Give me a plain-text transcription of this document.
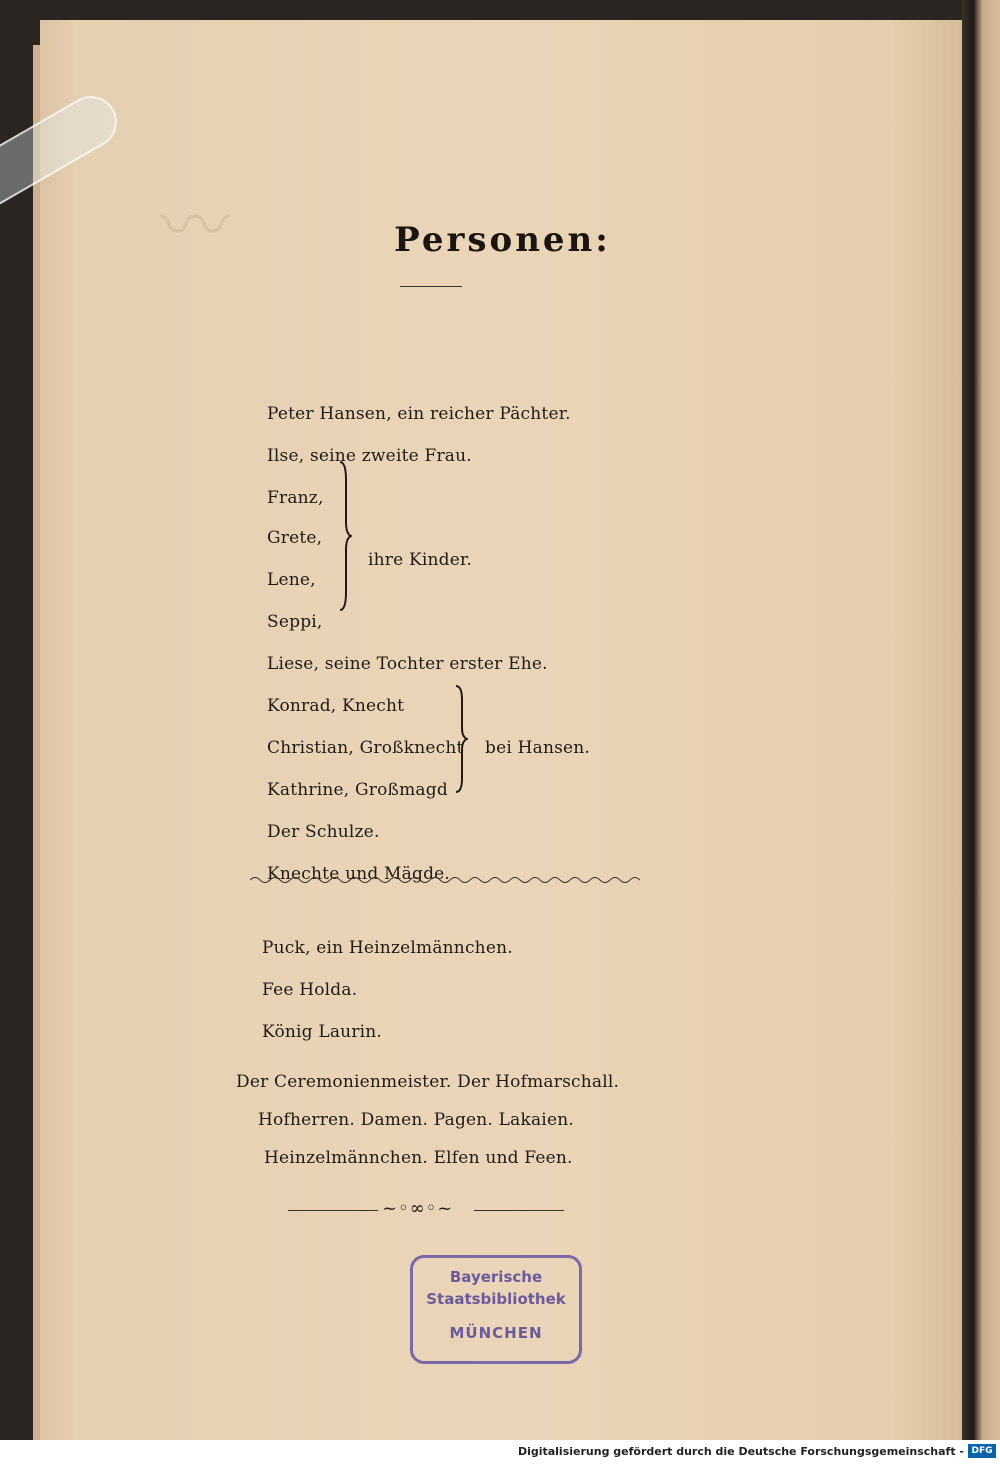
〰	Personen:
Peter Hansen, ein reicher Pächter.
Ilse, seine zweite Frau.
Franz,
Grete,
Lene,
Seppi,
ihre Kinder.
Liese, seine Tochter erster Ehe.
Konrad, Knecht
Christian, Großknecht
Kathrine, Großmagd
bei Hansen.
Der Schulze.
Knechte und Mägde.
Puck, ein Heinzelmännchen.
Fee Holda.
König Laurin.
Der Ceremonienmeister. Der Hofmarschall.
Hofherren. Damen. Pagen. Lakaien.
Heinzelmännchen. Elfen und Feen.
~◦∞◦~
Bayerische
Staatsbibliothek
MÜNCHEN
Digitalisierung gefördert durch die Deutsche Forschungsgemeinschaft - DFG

- - -

## INSTRUCTION
Reproduce the material above in full, exactly, with no images.

## WRITTEN RESPONSE
Give me a plain-text transcription of this document.
〰	Personen:
Peter Hansen, ein reicher Pächter.
Ilse, seine zweite Frau.
Franz,
Grete,
Lene,
Seppi,
ihre Kinder.
Liese, seine Tochter erster Ehe.
Konrad, Knecht
Christian, Großknecht
Kathrine, Großmagd
bei Hansen.
Der Schulze.
Knechte und Mägde.
Puck, ein Heinzelmännchen.
Fee Holda.
König Laurin.
Der Ceremonienmeister. Der Hofmarschall.
Hofherren. Damen. Pagen. Lakaien.
Heinzelmännchen. Elfen und Feen.
~◦∞◦~
Bayerische
Staatsbibliothek
MÜNCHEN
Digitalisierung gefördert durch die Deutsche Forschungsgemeinschaft - DFG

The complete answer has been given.